____ Dataset content
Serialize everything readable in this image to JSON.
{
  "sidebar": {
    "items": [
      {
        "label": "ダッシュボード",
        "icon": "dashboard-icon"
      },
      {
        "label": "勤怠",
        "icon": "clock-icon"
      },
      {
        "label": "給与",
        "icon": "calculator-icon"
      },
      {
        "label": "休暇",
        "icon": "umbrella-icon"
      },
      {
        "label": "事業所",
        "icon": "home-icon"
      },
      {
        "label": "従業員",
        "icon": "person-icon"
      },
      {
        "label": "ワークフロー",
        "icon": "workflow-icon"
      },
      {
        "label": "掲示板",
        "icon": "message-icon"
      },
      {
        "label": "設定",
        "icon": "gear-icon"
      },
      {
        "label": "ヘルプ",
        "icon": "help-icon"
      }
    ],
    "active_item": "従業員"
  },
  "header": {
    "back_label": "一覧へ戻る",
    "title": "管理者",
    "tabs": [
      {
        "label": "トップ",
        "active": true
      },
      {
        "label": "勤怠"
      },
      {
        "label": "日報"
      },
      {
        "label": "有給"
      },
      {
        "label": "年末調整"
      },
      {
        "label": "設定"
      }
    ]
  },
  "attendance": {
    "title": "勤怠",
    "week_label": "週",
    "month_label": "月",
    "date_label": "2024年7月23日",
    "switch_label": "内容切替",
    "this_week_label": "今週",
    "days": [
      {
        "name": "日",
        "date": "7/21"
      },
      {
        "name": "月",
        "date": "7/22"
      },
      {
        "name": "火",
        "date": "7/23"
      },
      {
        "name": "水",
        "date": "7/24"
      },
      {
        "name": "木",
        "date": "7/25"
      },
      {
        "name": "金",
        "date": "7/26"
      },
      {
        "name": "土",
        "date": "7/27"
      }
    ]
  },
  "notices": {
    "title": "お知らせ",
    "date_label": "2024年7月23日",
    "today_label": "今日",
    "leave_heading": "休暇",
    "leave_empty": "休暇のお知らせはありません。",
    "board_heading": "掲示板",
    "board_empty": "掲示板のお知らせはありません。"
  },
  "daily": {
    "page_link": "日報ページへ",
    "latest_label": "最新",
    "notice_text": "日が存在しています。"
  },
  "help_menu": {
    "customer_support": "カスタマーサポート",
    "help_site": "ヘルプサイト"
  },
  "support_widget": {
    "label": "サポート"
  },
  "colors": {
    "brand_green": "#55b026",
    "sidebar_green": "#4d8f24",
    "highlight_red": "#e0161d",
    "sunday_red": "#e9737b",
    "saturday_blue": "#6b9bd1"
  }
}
________
**To do**.
Return every record, word for word.

**Correct response**.
Serialize everything readable in this image to JSON.
{
  "sidebar": {
    "items": [
      {
        "label": "ダッシュボード",
        "icon": "dashboard-icon"
      },
      {
        "label": "勤怠",
        "icon": "clock-icon"
      },
      {
        "label": "給与",
        "icon": "calculator-icon"
      },
      {
        "label": "休暇",
        "icon": "umbrella-icon"
      },
      {
        "label": "事業所",
        "icon": "home-icon"
      },
      {
        "label": "従業員",
        "icon": "person-icon"
      },
      {
        "label": "ワークフロー",
        "icon": "workflow-icon"
      },
      {
        "label": "掲示板",
        "icon": "message-icon"
      },
      {
        "label": "設定",
        "icon": "gear-icon"
      },
      {
        "label": "ヘルプ",
        "icon": "help-icon"
      }
    ],
    "active_item": "従業員"
  },
  "header": {
    "back_label": "一覧へ戻る",
    "title": "管理者",
    "tabs": [
      {
        "label": "トップ",
        "active": true
      },
      {
        "label": "勤怠"
      },
      {
        "label": "日報"
      },
      {
        "label": "有給"
      },
      {
        "label": "年末調整"
      },
      {
        "label": "設定"
      }
    ]
  },
  "attendance": {
    "title": "勤怠",
    "week_label": "週",
    "month_label": "月",
    "date_label": "2024年7月23日",
    "switch_label": "内容切替",
    "this_week_label": "今週",
    "days": [
      {
        "name": "日",
        "date": "7/21"
      },
      {
        "name": "月",
        "date": "7/22"
      },
      {
        "name": "火",
        "date": "7/23"
      },
      {
        "name": "水",
        "date": "7/24"
      },
      {
        "name": "木",
        "date": "7/25"
      },
      {
        "name": "金",
        "date": "7/26"
      },
      {
        "name": "土",
        "date": "7/27"
      }
    ]
  },
  "notices": {
    "title": "お知らせ",
    "date_label": "2024年7月23日",
    "today_label": "今日",
    "leave_heading": "休暇",
    "leave_empty": "休暇のお知らせはありません。",
    "board_heading": "掲示板",
    "board_empty": "掲示板のお知らせはありません。"
  },
  "daily": {
    "page_link": "日報ページへ",
    "latest_label": "最新",
    "notice_text": "日が存在しています。"
  },
  "help_menu": {
    "customer_support": "カスタマーサポート",
    "help_site": "ヘルプサイト"
  },
  "support_widget": {
    "label": "サポート"
  },
  "colors": {
    "brand_green": "#55b026",
    "sidebar_green": "#4d8f24",
    "highlight_red": "#e0161d",
    "sunday_red": "#e9737b",
    "saturday_blue": "#6b9bd1"
  }
}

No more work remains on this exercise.